** SHORT TASK **
Retype every entry word for word.

** PROVIDED ENTRIES **
.....

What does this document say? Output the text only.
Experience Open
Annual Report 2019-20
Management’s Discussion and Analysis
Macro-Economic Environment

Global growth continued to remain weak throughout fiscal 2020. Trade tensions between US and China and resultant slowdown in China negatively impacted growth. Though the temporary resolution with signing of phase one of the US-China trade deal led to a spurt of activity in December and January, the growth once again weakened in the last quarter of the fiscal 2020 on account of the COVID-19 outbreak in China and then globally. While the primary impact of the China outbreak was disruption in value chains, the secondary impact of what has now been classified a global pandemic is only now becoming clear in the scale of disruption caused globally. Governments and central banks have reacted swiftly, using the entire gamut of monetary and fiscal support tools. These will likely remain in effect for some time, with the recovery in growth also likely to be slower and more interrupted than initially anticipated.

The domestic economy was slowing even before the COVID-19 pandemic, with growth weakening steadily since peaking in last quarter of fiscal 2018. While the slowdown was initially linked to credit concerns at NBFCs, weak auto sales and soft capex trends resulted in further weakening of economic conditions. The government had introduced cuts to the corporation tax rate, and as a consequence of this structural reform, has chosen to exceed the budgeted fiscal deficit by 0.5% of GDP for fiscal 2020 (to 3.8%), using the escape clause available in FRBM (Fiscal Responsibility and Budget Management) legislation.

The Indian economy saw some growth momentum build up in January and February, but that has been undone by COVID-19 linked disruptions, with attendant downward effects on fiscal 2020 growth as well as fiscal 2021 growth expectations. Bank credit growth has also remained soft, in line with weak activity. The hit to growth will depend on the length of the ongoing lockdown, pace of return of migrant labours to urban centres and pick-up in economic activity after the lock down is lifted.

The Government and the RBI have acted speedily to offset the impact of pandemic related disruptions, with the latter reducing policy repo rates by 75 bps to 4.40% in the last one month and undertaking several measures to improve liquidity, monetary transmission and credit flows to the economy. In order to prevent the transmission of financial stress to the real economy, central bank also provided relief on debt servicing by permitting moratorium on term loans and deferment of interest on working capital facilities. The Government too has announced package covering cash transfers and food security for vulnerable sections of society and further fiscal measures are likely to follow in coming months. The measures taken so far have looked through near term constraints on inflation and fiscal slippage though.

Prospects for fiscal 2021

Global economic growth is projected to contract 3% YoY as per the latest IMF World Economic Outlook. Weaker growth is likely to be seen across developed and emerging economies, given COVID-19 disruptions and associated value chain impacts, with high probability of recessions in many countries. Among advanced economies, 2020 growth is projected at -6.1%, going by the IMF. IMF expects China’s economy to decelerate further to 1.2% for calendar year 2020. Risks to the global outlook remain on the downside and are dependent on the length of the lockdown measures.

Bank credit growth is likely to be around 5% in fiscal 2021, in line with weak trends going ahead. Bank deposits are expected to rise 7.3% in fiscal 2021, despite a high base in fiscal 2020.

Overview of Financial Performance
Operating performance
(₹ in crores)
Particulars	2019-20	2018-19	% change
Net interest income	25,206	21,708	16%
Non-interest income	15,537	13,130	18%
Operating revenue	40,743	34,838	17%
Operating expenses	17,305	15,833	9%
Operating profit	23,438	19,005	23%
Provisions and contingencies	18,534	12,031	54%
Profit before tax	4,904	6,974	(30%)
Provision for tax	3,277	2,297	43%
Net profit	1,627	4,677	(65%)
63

.....

** SOLUTION **
What does this document say? Output the text only.
Experience Open
Annual Report 2019-20
Management’s Discussion and Analysis
Macro-Economic Environment

Global growth continued to remain weak throughout fiscal 2020. Trade tensions between US and China and resultant slowdown in China negatively impacted growth. Though the temporary resolution with signing of phase one of the US-China trade deal led to a spurt of activity in December and January, the growth once again weakened in the last quarter of the fiscal 2020 on account of the COVID-19 outbreak in China and then globally. While the primary impact of the China outbreak was disruption in value chains, the secondary impact of what has now been classified a global pandemic is only now becoming clear in the scale of disruption caused globally. Governments and central banks have reacted swiftly, using the entire gamut of monetary and fiscal support tools. These will likely remain in effect for some time, with the recovery in growth also likely to be slower and more interrupted than initially anticipated.

The domestic economy was slowing even before the COVID-19 pandemic, with growth weakening steadily since peaking in last quarter of fiscal 2018. While the slowdown was initially linked to credit concerns at NBFCs, weak auto sales and soft capex trends resulted in further weakening of economic conditions. The government had introduced cuts to the corporation tax rate, and as a consequence of this structural reform, has chosen to exceed the budgeted fiscal deficit by 0.5% of GDP for fiscal 2020 (to 3.8%), using the escape clause available in FRBM (Fiscal Responsibility and Budget Management) legislation.

The Indian economy saw some growth momentum build up in January and February, but that has been undone by COVID-19 linked disruptions, with attendant downward effects on fiscal 2020 growth as well as fiscal 2021 growth expectations. Bank credit growth has also remained soft, in line with weak activity. The hit to growth will depend on the length of the ongoing lockdown, pace of return of migrant labours to urban centres and pick-up in economic activity after the lock down is lifted.

The Government and the RBI have acted speedily to offset the impact of pandemic related disruptions, with the latter reducing policy repo rates by 75 bps to 4.40% in the last one month and undertaking several measures to improve liquidity, monetary transmission and credit flows to the economy. In order to prevent the transmission of financial stress to the real economy, central bank also provided relief on debt servicing by permitting moratorium on term loans and deferment of interest on working capital facilities. The Government too has announced package covering cash transfers and food security for vulnerable sections of society and further fiscal measures are likely to follow in coming months. The measures taken so far have looked through near term constraints on inflation and fiscal slippage though.

Prospects for fiscal 2021

Global economic growth is projected to contract 3% YoY as per the latest IMF World Economic Outlook. Weaker growth is likely to be seen across developed and emerging economies, given COVID-19 disruptions and associated value chain impacts, with high probability of recessions in many countries. Among advanced economies, 2020 growth is projected at -6.1%, going by the IMF. IMF expects China’s economy to decelerate further to 1.2% for calendar year 2020. Risks to the global outlook remain on the downside and are dependent on the length of the lockdown measures.

Bank credit growth is likely to be around 5% in fiscal 2021, in line with weak trends going ahead. Bank deposits are expected to rise 7.3% in fiscal 2021, despite a high base in fiscal 2020.

Overview of Financial Performance
Operating performance
(₹ in crores)
Particulars	2019-20	2018-19	% change
Net interest income	25,206	21,708	16%
Non-interest income	15,537	13,130	18%
Operating revenue	40,743	34,838	17%
Operating expenses	17,305	15,833	9%
Operating profit	23,438	19,005	23%
Provisions and contingencies	18,534	12,031	54%
Profit before tax	4,904	6,974	(30%)
Provision for tax	3,277	2,297	43%
Net profit	1,627	4,677	(65%)
63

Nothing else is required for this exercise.